DATASET RECORDS: Begin
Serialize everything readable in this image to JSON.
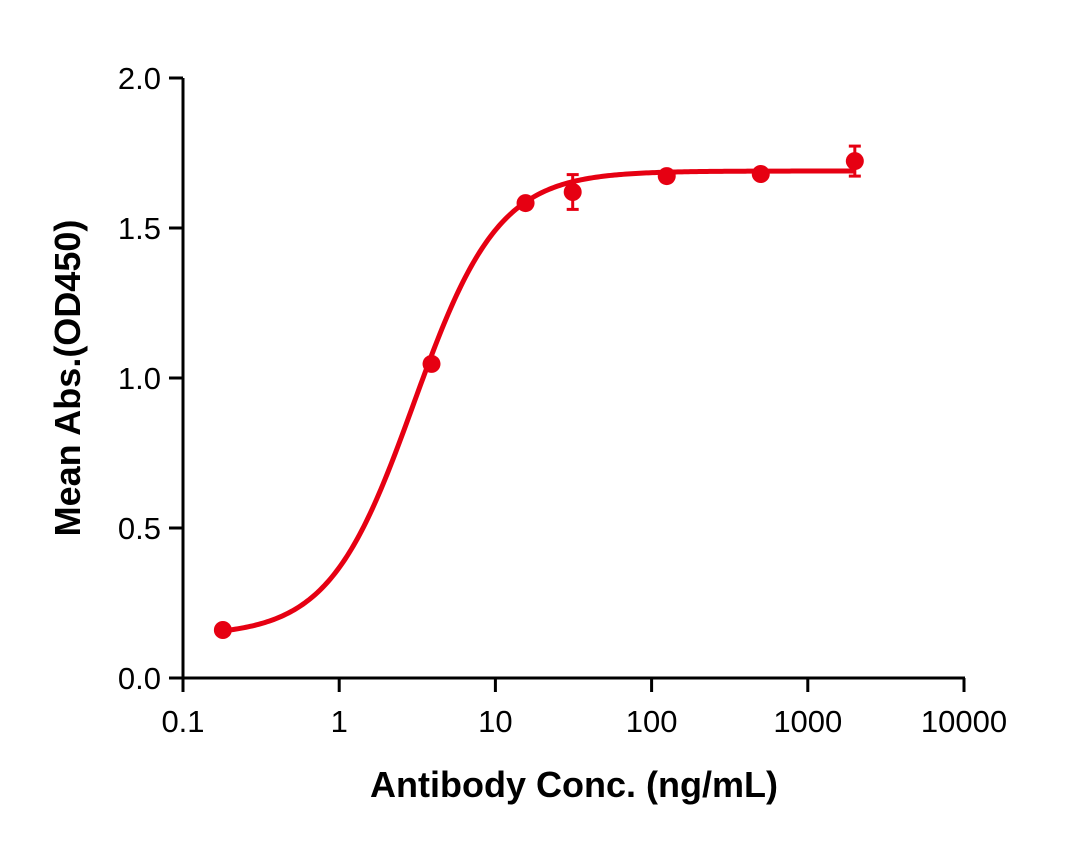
{
  "chart_data": {
    "type": "scatter",
    "title": "",
    "xlabel": "Antibody Conc. (ng/mL)",
    "ylabel": "Mean Abs.(OD450)",
    "xscale": "log",
    "xlim": [
      0.1,
      10000
    ],
    "ylim": [
      0,
      2.0
    ],
    "xticks": [
      "0.1",
      "1",
      "10",
      "100",
      "1000",
      "10000"
    ],
    "xtick_values": [
      0.1,
      1,
      10,
      100,
      1000,
      10000
    ],
    "yticks": [
      "0.0",
      "0.5",
      "1.0",
      "1.5",
      "2.0"
    ],
    "ytick_values": [
      0,
      0.5,
      1.0,
      1.5,
      2.0
    ],
    "grid": false,
    "color": "#e60012",
    "series": [
      {
        "x": [
          0.18,
          3.9,
          15.6,
          31.25,
          125,
          500,
          2000
        ],
        "y": [
          0.16,
          1.047,
          1.583,
          1.62,
          1.673,
          1.68,
          1.723
        ],
        "error": [
          0,
          0,
          0,
          0.058,
          0,
          0,
          0.05
        ]
      }
    ],
    "fit": {
      "model": "4PL",
      "bottom": 0.14,
      "top": 1.69,
      "ec50": 3.0,
      "hill": 1.6
    }
  }
}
DATASET RECORDS: End
**YOUR TASK:**
Only the text of the records is to be reproduced exactly; skip the pictures.

**TASK SOLUTION:**
Serialize everything readable in this image to JSON.
{
  "chart_data": {
    "type": "scatter",
    "title": "",
    "xlabel": "Antibody Conc. (ng/mL)",
    "ylabel": "Mean Abs.(OD450)",
    "xscale": "log",
    "xlim": [
      0.1,
      10000
    ],
    "ylim": [
      0,
      2.0
    ],
    "xticks": [
      "0.1",
      "1",
      "10",
      "100",
      "1000",
      "10000"
    ],
    "xtick_values": [
      0.1,
      1,
      10,
      100,
      1000,
      10000
    ],
    "yticks": [
      "0.0",
      "0.5",
      "1.0",
      "1.5",
      "2.0"
    ],
    "ytick_values": [
      0,
      0.5,
      1.0,
      1.5,
      2.0
    ],
    "grid": false,
    "color": "#e60012",
    "series": [
      {
        "x": [
          0.18,
          3.9,
          15.6,
          31.25,
          125,
          500,
          2000
        ],
        "y": [
          0.16,
          1.047,
          1.583,
          1.62,
          1.673,
          1.68,
          1.723
        ],
        "error": [
          0,
          0,
          0,
          0.058,
          0,
          0,
          0.05
        ]
      }
    ],
    "fit": {
      "model": "4PL",
      "bottom": 0.14,
      "top": 1.69,
      "ec50": 3.0,
      "hill": 1.6
    }
  }
}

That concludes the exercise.